## start
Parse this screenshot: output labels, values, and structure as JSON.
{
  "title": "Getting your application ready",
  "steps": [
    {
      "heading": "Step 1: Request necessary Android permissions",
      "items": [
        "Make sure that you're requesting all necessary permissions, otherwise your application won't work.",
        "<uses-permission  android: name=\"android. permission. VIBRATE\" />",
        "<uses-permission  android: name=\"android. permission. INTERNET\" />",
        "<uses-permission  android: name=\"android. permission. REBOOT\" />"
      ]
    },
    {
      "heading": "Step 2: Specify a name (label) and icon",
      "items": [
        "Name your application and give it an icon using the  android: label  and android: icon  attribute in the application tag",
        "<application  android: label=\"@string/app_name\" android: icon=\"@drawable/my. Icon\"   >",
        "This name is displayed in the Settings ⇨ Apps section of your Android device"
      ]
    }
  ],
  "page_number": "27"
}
## end
**REQUIREMENT**
Repeat all the records. Match each line exactly.

**SOLUTION TO THE PROBLEM**
Parse this screenshot: output labels, values, and structure as JSON.
{
  "title": "Getting your application ready",
  "steps": [
    {
      "heading": "Step 1: Request necessary Android permissions",
      "items": [
        "Make sure that you're requesting all necessary permissions, otherwise your application won't work.",
        "<uses-permission  android: name=\"android. permission. VIBRATE\" />",
        "<uses-permission  android: name=\"android. permission. INTERNET\" />",
        "<uses-permission  android: name=\"android. permission. REBOOT\" />"
      ]
    },
    {
      "heading": "Step 2: Specify a name (label) and icon",
      "items": [
        "Name your application and give it an icon using the  android: label  and android: icon  attribute in the application tag",
        "<application  android: label=\"@string/app_name\" android: icon=\"@drawable/my. Icon\"   >",
        "This name is displayed in the Settings ⇨ Apps section of your Android device"
      ]
    }
  ],
  "page_number": "27"
}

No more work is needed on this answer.